* _OBJECTIVE_:
Drop all images and give the records again exactly.

Data excerpts
--------------------------------------------------
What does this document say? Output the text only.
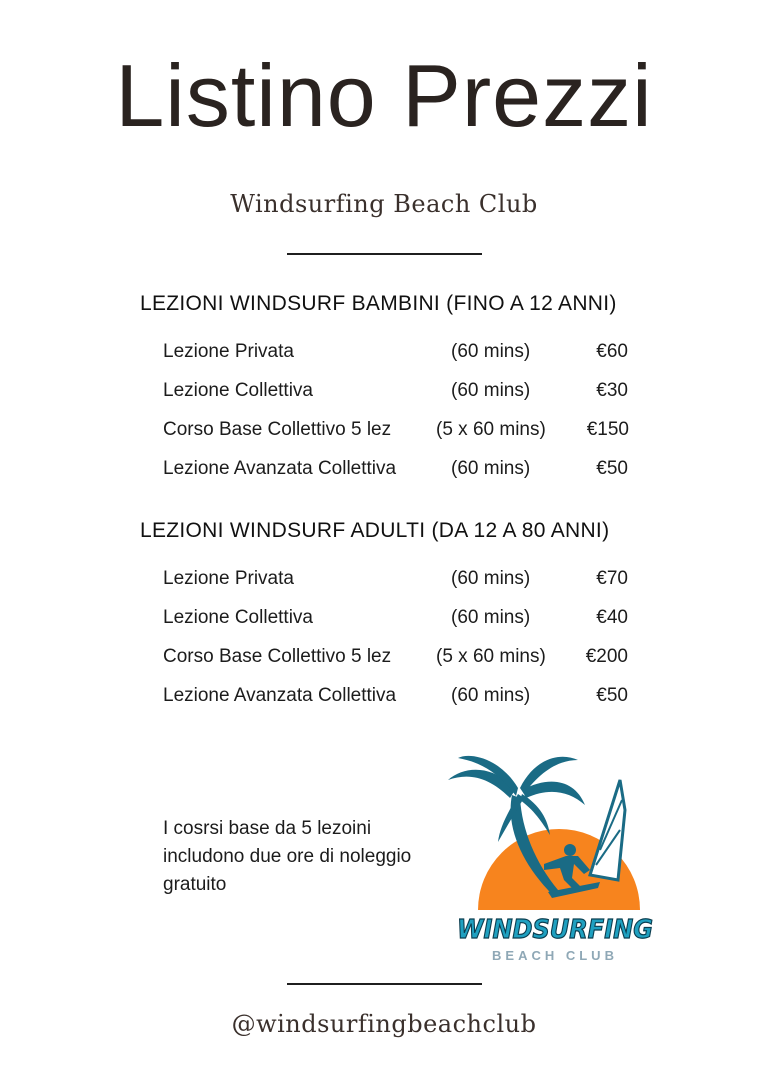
Listino Prezzi
Windsurfing Beach Club
LEZIONI WINDSURF BAMBINI (FINO A 12 ANNI)
Lezione Privata	(60 mins)	€60
Lezione Collettiva	(60 mins)	€30
Corso Base Collettivo 5 lez (5 x 60 mins)	€150
Lezione Avanzata Collettiva	(60 mins)	€50
LEZIONI WINDSURF ADULTI (DA 12 A 80 ANNI)
Lezione Privata	(60 mins)	€70
Lezione Collettiva	(60 mins)	€40
Corso Base Collettivo 5 lez (5 x 60 mins)	€200
Lezione Avanzata Collettiva	(60 mins)	€50
I cosrsi base da 5 lezoini includono due ore di noleggio gratuito
WINDSURFING
BEACH CLUB
@windsurfingbeachclub
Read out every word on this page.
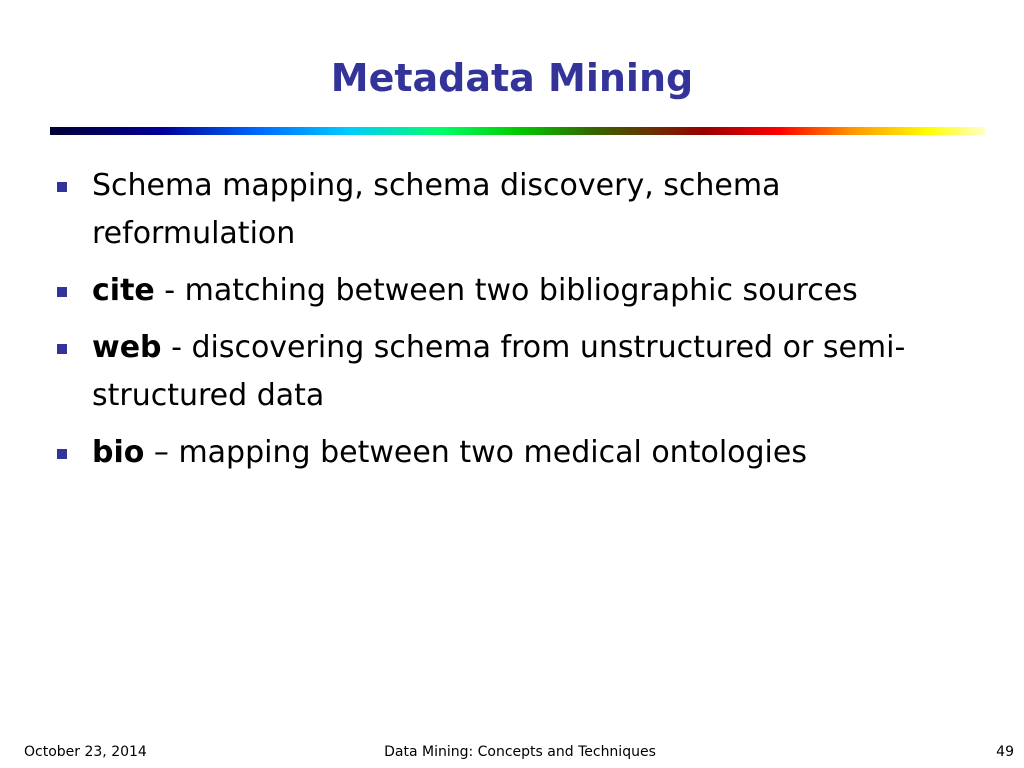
Metadata Mining
Schema mapping, schema discovery, schema reformulation
cite - matching between two bibliographic sources
web - discovering schema from unstructured or semi-structured data
bio – mapping between two medical ontologies
October 23, 2014	Data Mining: Concepts and Techniques	49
--------------------------------------------------
* _ANSWER TO THE PROBLEM_:
What does this document say? Output the text only.
Listino Prezzi
Windsurfing Beach Club
LEZIONI WINDSURF BAMBINI (FINO A 12 ANNI)
Lezione Privata	(60 mins)	€60
Lezione Collettiva	(60 mins)	€30
Corso Base Collettivo 5 lez (5 x 60 mins)	€150
Lezione Avanzata Collettiva	(60 mins)	€50
LEZIONI WINDSURF ADULTI (DA 12 A 80 ANNI)
Lezione Privata	(60 mins)	€70
Lezione Collettiva	(60 mins)	€40
Corso Base Collettivo 5 lez (5 x 60 mins)	€200
Lezione Avanzata Collettiva	(60 mins)	€50
I cosrsi base da 5 lezoini includono due ore di noleggio gratuito
WINDSURFING
BEACH CLUB
@windsurfingbeachclub
Read out every word on this page.
Metadata Mining
Schema mapping, schema discovery, schema reformulation
cite - matching between two bibliographic sources
web - discovering schema from unstructured or semi-structured data
bio – mapping between two medical ontologies
October 23, 2014	Data Mining: Concepts and Techniques	49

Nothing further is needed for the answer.